From the first line to the last, print the records exactly.

Data for analysis.
··········
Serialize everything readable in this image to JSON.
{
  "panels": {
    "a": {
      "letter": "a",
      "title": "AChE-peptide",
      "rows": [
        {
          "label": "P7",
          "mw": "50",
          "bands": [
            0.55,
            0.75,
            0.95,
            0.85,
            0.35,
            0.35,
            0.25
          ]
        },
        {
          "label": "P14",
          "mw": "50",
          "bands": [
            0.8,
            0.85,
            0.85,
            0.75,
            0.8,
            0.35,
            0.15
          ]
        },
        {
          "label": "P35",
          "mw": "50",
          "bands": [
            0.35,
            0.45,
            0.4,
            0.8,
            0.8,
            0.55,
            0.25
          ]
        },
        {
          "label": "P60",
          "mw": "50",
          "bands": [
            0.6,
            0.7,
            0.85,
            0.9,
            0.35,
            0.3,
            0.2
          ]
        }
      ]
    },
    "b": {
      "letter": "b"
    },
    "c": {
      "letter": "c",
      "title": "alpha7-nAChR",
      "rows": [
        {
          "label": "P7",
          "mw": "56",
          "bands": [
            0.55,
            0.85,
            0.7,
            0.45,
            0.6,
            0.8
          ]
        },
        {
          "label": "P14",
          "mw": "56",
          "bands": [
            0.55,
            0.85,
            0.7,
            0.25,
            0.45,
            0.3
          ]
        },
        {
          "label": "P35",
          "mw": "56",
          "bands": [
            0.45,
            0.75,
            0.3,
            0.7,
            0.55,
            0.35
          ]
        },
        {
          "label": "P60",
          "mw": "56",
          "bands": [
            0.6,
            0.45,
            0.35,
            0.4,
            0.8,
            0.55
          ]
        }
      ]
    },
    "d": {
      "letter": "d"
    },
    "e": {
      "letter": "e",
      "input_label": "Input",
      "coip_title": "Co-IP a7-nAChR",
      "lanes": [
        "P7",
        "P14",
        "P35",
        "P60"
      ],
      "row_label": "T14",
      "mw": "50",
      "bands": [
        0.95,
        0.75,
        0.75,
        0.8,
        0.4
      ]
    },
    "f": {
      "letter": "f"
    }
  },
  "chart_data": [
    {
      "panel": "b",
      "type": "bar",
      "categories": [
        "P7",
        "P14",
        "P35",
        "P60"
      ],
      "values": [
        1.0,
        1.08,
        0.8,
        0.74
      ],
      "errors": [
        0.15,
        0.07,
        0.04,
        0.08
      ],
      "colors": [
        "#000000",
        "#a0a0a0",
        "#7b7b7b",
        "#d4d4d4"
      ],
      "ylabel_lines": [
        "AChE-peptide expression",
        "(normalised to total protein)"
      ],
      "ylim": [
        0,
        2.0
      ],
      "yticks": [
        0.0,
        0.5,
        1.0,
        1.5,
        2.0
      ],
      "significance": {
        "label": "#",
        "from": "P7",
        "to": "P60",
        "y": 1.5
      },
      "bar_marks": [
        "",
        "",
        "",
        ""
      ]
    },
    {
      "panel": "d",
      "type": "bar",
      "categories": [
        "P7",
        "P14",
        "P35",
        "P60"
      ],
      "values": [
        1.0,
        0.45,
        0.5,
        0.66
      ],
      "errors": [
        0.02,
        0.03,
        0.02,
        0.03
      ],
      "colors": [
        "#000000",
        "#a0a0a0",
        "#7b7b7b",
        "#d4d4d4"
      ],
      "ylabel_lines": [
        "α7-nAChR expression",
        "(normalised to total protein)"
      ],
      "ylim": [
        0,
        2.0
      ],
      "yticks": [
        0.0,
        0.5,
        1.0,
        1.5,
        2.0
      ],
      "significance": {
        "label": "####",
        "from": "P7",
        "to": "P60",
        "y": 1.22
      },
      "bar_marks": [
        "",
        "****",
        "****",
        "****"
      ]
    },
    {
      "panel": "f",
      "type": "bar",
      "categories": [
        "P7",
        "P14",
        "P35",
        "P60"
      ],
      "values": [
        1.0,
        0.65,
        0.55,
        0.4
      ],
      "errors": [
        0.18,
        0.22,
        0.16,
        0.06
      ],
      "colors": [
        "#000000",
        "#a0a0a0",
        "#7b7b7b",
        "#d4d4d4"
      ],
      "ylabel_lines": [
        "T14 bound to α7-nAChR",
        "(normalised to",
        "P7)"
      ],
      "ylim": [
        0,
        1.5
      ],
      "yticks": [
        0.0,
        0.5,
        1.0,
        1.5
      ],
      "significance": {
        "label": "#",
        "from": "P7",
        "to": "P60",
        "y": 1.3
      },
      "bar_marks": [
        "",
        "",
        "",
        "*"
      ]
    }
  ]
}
··········
Result for this exercise.
Serialize everything readable in this image to JSON.
{
  "panels": {
    "a": {
      "letter": "a",
      "title": "AChE-peptide",
      "rows": [
        {
          "label": "P7",
          "mw": "50",
          "bands": [
            0.55,
            0.75,
            0.95,
            0.85,
            0.35,
            0.35,
            0.25
          ]
        },
        {
          "label": "P14",
          "mw": "50",
          "bands": [
            0.8,
            0.85,
            0.85,
            0.75,
            0.8,
            0.35,
            0.15
          ]
        },
        {
          "label": "P35",
          "mw": "50",
          "bands": [
            0.35,
            0.45,
            0.4,
            0.8,
            0.8,
            0.55,
            0.25
          ]
        },
        {
          "label": "P60",
          "mw": "50",
          "bands": [
            0.6,
            0.7,
            0.85,
            0.9,
            0.35,
            0.3,
            0.2
          ]
        }
      ]
    },
    "b": {
      "letter": "b"
    },
    "c": {
      "letter": "c",
      "title": "alpha7-nAChR",
      "rows": [
        {
          "label": "P7",
          "mw": "56",
          "bands": [
            0.55,
            0.85,
            0.7,
            0.45,
            0.6,
            0.8
          ]
        },
        {
          "label": "P14",
          "mw": "56",
          "bands": [
            0.55,
            0.85,
            0.7,
            0.25,
            0.45,
            0.3
          ]
        },
        {
          "label": "P35",
          "mw": "56",
          "bands": [
            0.45,
            0.75,
            0.3,
            0.7,
            0.55,
            0.35
          ]
        },
        {
          "label": "P60",
          "mw": "56",
          "bands": [
            0.6,
            0.45,
            0.35,
            0.4,
            0.8,
            0.55
          ]
        }
      ]
    },
    "d": {
      "letter": "d"
    },
    "e": {
      "letter": "e",
      "input_label": "Input",
      "coip_title": "Co-IP a7-nAChR",
      "lanes": [
        "P7",
        "P14",
        "P35",
        "P60"
      ],
      "row_label": "T14",
      "mw": "50",
      "bands": [
        0.95,
        0.75,
        0.75,
        0.8,
        0.4
      ]
    },
    "f": {
      "letter": "f"
    }
  },
  "chart_data": [
    {
      "panel": "b",
      "type": "bar",
      "categories": [
        "P7",
        "P14",
        "P35",
        "P60"
      ],
      "values": [
        1.0,
        1.08,
        0.8,
        0.74
      ],
      "errors": [
        0.15,
        0.07,
        0.04,
        0.08
      ],
      "colors": [
        "#000000",
        "#a0a0a0",
        "#7b7b7b",
        "#d4d4d4"
      ],
      "ylabel_lines": [
        "AChE-peptide expression",
        "(normalised to total protein)"
      ],
      "ylim": [
        0,
        2.0
      ],
      "yticks": [
        0.0,
        0.5,
        1.0,
        1.5,
        2.0
      ],
      "significance": {
        "label": "#",
        "from": "P7",
        "to": "P60",
        "y": 1.5
      },
      "bar_marks": [
        "",
        "",
        "",
        ""
      ]
    },
    {
      "panel": "d",
      "type": "bar",
      "categories": [
        "P7",
        "P14",
        "P35",
        "P60"
      ],
      "values": [
        1.0,
        0.45,
        0.5,
        0.66
      ],
      "errors": [
        0.02,
        0.03,
        0.02,
        0.03
      ],
      "colors": [
        "#000000",
        "#a0a0a0",
        "#7b7b7b",
        "#d4d4d4"
      ],
      "ylabel_lines": [
        "α7-nAChR expression",
        "(normalised to total protein)"
      ],
      "ylim": [
        0,
        2.0
      ],
      "yticks": [
        0.0,
        0.5,
        1.0,
        1.5,
        2.0
      ],
      "significance": {
        "label": "####",
        "from": "P7",
        "to": "P60",
        "y": 1.22
      },
      "bar_marks": [
        "",
        "****",
        "****",
        "****"
      ]
    },
    {
      "panel": "f",
      "type": "bar",
      "categories": [
        "P7",
        "P14",
        "P35",
        "P60"
      ],
      "values": [
        1.0,
        0.65,
        0.55,
        0.4
      ],
      "errors": [
        0.18,
        0.22,
        0.16,
        0.06
      ],
      "colors": [
        "#000000",
        "#a0a0a0",
        "#7b7b7b",
        "#d4d4d4"
      ],
      "ylabel_lines": [
        "T14 bound to α7-nAChR",
        "(normalised to",
        "P7)"
      ],
      "ylim": [
        0,
        1.5
      ],
      "yticks": [
        0.0,
        0.5,
        1.0,
        1.5
      ],
      "significance": {
        "label": "#",
        "from": "P7",
        "to": "P60",
        "y": 1.3
      },
      "bar_marks": [
        "",
        "",
        "",
        "*"
      ]
    }
  ]
}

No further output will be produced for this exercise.